■ **Short task**
Gather all lines with "bati" from the records.

######

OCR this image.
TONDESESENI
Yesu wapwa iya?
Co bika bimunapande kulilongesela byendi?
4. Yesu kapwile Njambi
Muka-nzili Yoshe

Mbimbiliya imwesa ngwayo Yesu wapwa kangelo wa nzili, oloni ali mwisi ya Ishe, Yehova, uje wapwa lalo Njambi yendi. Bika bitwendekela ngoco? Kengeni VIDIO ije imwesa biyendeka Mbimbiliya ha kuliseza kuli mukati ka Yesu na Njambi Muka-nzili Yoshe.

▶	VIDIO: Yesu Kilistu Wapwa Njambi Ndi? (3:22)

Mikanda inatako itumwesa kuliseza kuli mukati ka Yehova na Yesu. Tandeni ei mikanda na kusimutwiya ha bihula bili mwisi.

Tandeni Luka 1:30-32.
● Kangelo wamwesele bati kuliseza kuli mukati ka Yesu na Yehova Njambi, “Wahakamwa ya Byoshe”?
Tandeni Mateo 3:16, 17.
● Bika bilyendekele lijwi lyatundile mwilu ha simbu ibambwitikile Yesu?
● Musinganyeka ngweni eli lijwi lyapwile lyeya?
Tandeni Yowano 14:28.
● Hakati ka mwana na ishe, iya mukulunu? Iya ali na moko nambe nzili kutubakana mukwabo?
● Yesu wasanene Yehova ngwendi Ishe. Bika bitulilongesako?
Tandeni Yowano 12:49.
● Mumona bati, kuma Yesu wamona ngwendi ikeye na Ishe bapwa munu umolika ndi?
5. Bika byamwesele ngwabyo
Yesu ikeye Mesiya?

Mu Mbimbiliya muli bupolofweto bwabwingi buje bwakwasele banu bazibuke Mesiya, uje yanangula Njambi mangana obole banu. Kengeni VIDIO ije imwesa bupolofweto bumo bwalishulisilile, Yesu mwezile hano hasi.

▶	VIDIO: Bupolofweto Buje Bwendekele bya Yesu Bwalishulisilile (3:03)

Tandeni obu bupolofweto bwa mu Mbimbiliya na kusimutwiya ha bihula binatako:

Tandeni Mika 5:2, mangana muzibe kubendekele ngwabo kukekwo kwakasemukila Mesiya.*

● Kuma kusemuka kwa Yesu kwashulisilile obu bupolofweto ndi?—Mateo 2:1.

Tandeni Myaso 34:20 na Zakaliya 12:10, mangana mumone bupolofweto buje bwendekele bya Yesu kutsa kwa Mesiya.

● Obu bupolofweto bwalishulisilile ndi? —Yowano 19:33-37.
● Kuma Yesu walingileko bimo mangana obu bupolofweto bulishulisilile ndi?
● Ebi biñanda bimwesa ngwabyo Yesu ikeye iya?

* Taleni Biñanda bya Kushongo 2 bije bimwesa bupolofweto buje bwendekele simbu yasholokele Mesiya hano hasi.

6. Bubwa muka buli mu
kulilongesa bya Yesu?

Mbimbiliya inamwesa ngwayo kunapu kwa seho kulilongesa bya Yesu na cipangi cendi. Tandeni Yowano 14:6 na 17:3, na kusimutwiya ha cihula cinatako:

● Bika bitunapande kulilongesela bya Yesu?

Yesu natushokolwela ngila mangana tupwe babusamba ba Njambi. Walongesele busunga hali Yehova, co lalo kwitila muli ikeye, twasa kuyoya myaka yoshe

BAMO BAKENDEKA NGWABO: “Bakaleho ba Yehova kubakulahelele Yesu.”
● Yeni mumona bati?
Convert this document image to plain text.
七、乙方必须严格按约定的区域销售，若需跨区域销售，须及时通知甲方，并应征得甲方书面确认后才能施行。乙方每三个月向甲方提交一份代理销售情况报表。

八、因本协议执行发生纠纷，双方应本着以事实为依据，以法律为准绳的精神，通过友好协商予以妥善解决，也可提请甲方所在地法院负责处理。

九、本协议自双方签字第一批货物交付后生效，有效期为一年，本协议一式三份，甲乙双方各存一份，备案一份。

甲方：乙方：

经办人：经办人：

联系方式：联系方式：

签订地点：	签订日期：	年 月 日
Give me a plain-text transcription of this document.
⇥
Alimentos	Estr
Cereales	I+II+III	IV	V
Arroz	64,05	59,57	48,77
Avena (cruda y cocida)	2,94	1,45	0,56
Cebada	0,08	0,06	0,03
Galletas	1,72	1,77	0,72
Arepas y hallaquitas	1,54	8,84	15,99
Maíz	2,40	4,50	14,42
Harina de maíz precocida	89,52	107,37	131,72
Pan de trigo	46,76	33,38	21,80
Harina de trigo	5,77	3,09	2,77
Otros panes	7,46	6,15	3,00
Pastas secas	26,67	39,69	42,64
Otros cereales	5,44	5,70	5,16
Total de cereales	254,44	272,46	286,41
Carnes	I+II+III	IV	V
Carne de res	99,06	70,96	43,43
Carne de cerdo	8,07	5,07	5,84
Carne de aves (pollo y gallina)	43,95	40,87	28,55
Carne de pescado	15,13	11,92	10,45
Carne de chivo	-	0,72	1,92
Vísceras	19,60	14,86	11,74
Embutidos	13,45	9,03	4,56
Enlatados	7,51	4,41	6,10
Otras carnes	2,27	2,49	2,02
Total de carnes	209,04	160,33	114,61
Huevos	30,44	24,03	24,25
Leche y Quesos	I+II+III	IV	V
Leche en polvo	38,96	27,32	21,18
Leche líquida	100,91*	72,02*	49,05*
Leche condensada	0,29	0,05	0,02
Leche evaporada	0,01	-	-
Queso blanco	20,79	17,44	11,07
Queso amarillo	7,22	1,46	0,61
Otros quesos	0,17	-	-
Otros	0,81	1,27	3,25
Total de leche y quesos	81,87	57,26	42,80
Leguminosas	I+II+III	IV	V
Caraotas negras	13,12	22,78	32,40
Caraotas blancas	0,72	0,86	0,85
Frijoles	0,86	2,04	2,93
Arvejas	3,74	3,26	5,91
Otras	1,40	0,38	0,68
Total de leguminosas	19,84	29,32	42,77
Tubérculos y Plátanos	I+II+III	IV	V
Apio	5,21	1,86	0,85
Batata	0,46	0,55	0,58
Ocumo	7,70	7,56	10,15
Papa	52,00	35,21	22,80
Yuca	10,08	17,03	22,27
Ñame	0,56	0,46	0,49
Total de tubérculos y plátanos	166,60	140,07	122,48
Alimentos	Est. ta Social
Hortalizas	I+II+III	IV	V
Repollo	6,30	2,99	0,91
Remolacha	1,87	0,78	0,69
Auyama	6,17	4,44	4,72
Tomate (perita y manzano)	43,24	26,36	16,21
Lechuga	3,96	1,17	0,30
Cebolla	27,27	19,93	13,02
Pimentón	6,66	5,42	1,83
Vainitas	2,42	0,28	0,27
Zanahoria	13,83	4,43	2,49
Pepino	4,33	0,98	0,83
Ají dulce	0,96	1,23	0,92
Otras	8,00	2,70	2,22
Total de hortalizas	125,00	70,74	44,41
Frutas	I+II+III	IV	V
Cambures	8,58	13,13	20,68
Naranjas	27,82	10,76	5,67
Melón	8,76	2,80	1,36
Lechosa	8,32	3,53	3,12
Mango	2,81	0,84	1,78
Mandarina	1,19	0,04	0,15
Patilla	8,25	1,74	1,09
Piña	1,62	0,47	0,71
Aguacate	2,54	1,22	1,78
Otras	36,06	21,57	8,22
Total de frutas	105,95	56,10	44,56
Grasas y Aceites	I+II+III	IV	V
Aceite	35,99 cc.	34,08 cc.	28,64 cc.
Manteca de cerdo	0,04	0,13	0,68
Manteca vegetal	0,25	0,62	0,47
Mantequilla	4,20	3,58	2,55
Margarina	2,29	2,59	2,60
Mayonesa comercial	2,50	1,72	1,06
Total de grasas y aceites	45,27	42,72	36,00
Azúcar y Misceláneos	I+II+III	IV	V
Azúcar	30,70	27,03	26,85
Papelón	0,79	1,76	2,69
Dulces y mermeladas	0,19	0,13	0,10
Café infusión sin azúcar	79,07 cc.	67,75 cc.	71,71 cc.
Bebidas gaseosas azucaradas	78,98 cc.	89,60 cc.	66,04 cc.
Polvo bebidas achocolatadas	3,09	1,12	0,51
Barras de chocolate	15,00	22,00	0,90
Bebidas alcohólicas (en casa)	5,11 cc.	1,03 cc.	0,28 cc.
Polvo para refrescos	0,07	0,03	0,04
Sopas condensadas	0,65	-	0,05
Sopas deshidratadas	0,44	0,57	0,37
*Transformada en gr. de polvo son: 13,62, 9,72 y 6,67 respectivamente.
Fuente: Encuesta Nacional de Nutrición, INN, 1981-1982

######

■ **Response to the exercise**
● Kangelo wamwesele bati kuliseza kuli mukati ka Yesu na Yehova Njambi, “Wahakamwa ya Byoshe”?
● Mumona bati, kuma Yesu wamona ngwendi ikeye na Ishe bapwa munu umolika ndi?
● Yeni mumona bati?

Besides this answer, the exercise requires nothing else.